**Description of the task**
Every record below should be printed exactly as it appears.

**Dataset entries**
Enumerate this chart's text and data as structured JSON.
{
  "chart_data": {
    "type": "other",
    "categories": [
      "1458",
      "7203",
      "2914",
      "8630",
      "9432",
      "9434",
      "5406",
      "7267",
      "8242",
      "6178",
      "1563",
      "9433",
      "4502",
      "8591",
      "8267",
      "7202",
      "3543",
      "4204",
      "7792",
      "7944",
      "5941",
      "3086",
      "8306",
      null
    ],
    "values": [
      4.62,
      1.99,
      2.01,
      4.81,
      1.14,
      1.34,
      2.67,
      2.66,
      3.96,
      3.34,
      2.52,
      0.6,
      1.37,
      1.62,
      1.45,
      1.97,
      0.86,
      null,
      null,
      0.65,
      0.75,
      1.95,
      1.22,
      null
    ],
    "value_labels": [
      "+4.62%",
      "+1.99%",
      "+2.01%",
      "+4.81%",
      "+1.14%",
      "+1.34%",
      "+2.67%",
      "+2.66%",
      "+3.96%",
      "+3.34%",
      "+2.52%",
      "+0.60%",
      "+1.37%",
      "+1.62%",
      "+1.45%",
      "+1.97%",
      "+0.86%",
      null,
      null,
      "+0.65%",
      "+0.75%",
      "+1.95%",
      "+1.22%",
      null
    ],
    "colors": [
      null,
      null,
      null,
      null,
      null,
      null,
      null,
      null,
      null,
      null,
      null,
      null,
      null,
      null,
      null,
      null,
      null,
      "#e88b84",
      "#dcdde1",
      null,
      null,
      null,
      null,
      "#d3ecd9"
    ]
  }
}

**Output of the exercise**
Enumerate this chart's text and data as structured JSON.
{
  "chart_data": {
    "type": "other",
    "categories": [
      "1458",
      "7203",
      "2914",
      "8630",
      "9432",
      "9434",
      "5406",
      "7267",
      "8242",
      "6178",
      "1563",
      "9433",
      "4502",
      "8591",
      "8267",
      "7202",
      "3543",
      "4204",
      "7792",
      "7944",
      "5941",
      "3086",
      "8306",
      null
    ],
    "values": [
      4.62,
      1.99,
      2.01,
      4.81,
      1.14,
      1.34,
      2.67,
      2.66,
      3.96,
      3.34,
      2.52,
      0.6,
      1.37,
      1.62,
      1.45,
      1.97,
      0.86,
      null,
      null,
      0.65,
      0.75,
      1.95,
      1.22,
      null
    ],
    "value_labels": [
      "+4.62%",
      "+1.99%",
      "+2.01%",
      "+4.81%",
      "+1.14%",
      "+1.34%",
      "+2.67%",
      "+2.66%",
      "+3.96%",
      "+3.34%",
      "+2.52%",
      "+0.60%",
      "+1.37%",
      "+1.62%",
      "+1.45%",
      "+1.97%",
      "+0.86%",
      null,
      null,
      "+0.65%",
      "+0.75%",
      "+1.95%",
      "+1.22%",
      null
    ],
    "colors": [
      null,
      null,
      null,
      null,
      null,
      null,
      null,
      null,
      null,
      null,
      null,
      null,
      null,
      null,
      null,
      null,
      null,
      "#e88b84",
      "#dcdde1",
      null,
      null,
      null,
      null,
      "#d3ecd9"
    ]
  }
}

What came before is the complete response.